* What you will do
Set down the data below without change, skipping the pictures it holds.

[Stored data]
=======
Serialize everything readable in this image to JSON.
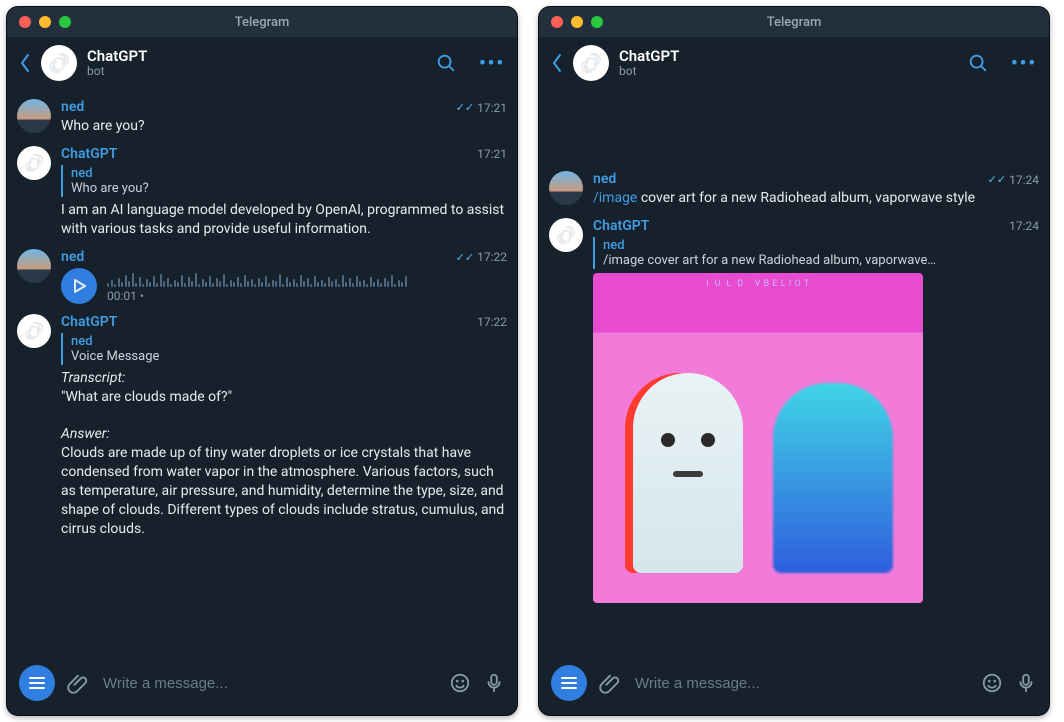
{
  "left": {
    "titlebar": "Telegram",
    "header": {
      "name": "ChatGPT",
      "sub": "bot"
    },
    "composer": {
      "placeholder": "Write a message..."
    },
    "messages": [
      {
        "kind": "text",
        "from": "user",
        "sender": "ned",
        "time": "17:21",
        "read": true,
        "text": "Who are you?"
      },
      {
        "kind": "reply-text",
        "from": "bot",
        "sender": "ChatGPT",
        "time": "17:21",
        "quote_sender": "ned",
        "quote_text": "Who are you?",
        "text": "I am an AI language model developed by OpenAI, programmed to assist with various tasks and provide useful information."
      },
      {
        "kind": "voice",
        "from": "user",
        "sender": "ned",
        "time": "17:22",
        "read": true,
        "duration": "00:01 •"
      },
      {
        "kind": "reply-transcript",
        "from": "bot",
        "sender": "ChatGPT",
        "time": "17:22",
        "quote_sender": "ned",
        "quote_text": "Voice Message",
        "transcript_label": "Transcript:",
        "transcript": "\"What are clouds made of?\"",
        "answer_label": "Answer:",
        "answer": "Clouds are made up of tiny water droplets or ice crystals that have condensed from water vapor in the atmosphere. Various factors, such as temperature, air pressure, and humidity, determine the type, size, and shape of clouds. Different types of clouds include stratus, cumulus, and cirrus clouds."
      }
    ]
  },
  "right": {
    "titlebar": "Telegram",
    "header": {
      "name": "ChatGPT",
      "sub": "bot"
    },
    "composer": {
      "placeholder": "Write a message..."
    },
    "messages": [
      {
        "kind": "cmd",
        "from": "user",
        "sender": "ned",
        "time": "17:24",
        "read": true,
        "cmd": "/image",
        "text": " cover art for a new Radiohead album, vaporwave style"
      },
      {
        "kind": "reply-image",
        "from": "bot",
        "sender": "ChatGPT",
        "time": "17:24",
        "quote_sender": "ned",
        "quote_text": "/image cover art for a new Radiohead album, vaporwave…"
      }
    ]
  }
}
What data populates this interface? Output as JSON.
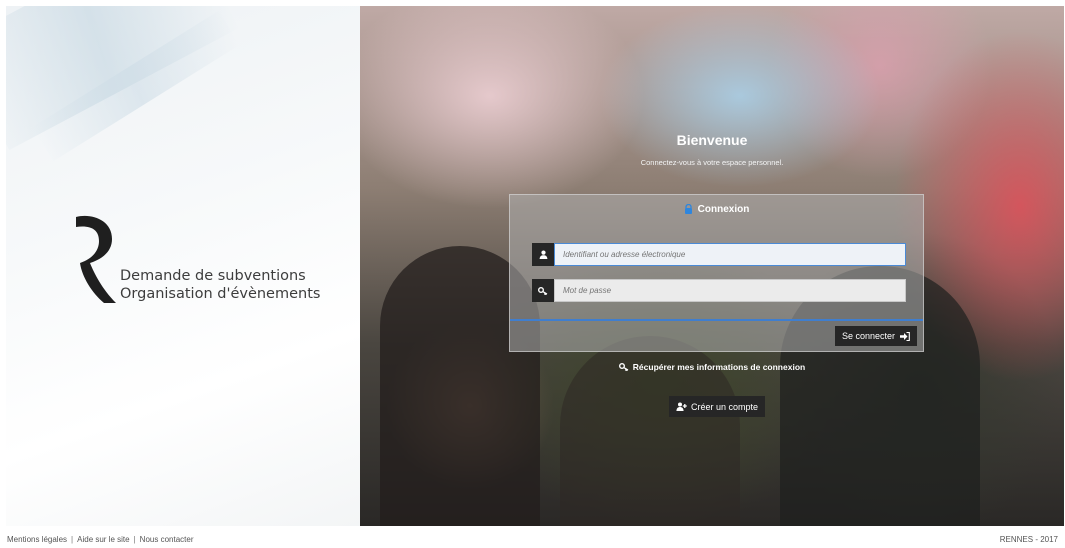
=======
* Solved exercise
Serialize everything readable in this image to JSON.
{
  "left": {
    "titlebar": "Telegram",
    "header": {
      "name": "ChatGPT",
      "sub": "bot"
    },
    "composer": {
      "placeholder": "Write a message..."
    },
    "messages": [
      {
        "kind": "text",
        "from": "user",
        "sender": "ned",
        "time": "17:21",
        "read": true,
        "text": "Who are you?"
      },
      {
        "kind": "reply-text",
        "from": "bot",
        "sender": "ChatGPT",
        "time": "17:21",
        "quote_sender": "ned",
        "quote_text": "Who are you?",
        "text": "I am an AI language model developed by OpenAI, programmed to assist with various tasks and provide useful information."
      },
      {
        "kind": "voice",
        "from": "user",
        "sender": "ned",
        "time": "17:22",
        "read": true,
        "duration": "00:01 •"
      },
      {
        "kind": "reply-transcript",
        "from": "bot",
        "sender": "ChatGPT",
        "time": "17:22",
        "quote_sender": "ned",
        "quote_text": "Voice Message",
        "transcript_label": "Transcript:",
        "transcript": "\"What are clouds made of?\"",
        "answer_label": "Answer:",
        "answer": "Clouds are made up of tiny water droplets or ice crystals that have condensed from water vapor in the atmosphere. Various factors, such as temperature, air pressure, and humidity, determine the type, size, and shape of clouds. Different types of clouds include stratus, cumulus, and cirrus clouds."
      }
    ]
  },
  "right": {
    "titlebar": "Telegram",
    "header": {
      "name": "ChatGPT",
      "sub": "bot"
    },
    "composer": {
      "placeholder": "Write a message..."
    },
    "messages": [
      {
        "kind": "cmd",
        "from": "user",
        "sender": "ned",
        "time": "17:24",
        "read": true,
        "cmd": "/image",
        "text": " cover art for a new Radiohead album, vaporwave style"
      },
      {
        "kind": "reply-image",
        "from": "bot",
        "sender": "ChatGPT",
        "time": "17:24",
        "quote_sender": "ned",
        "quote_text": "/image cover art for a new Radiohead album, vaporwave…"
      }
    ]
  }
}
What data populates this interface? Output as JSON.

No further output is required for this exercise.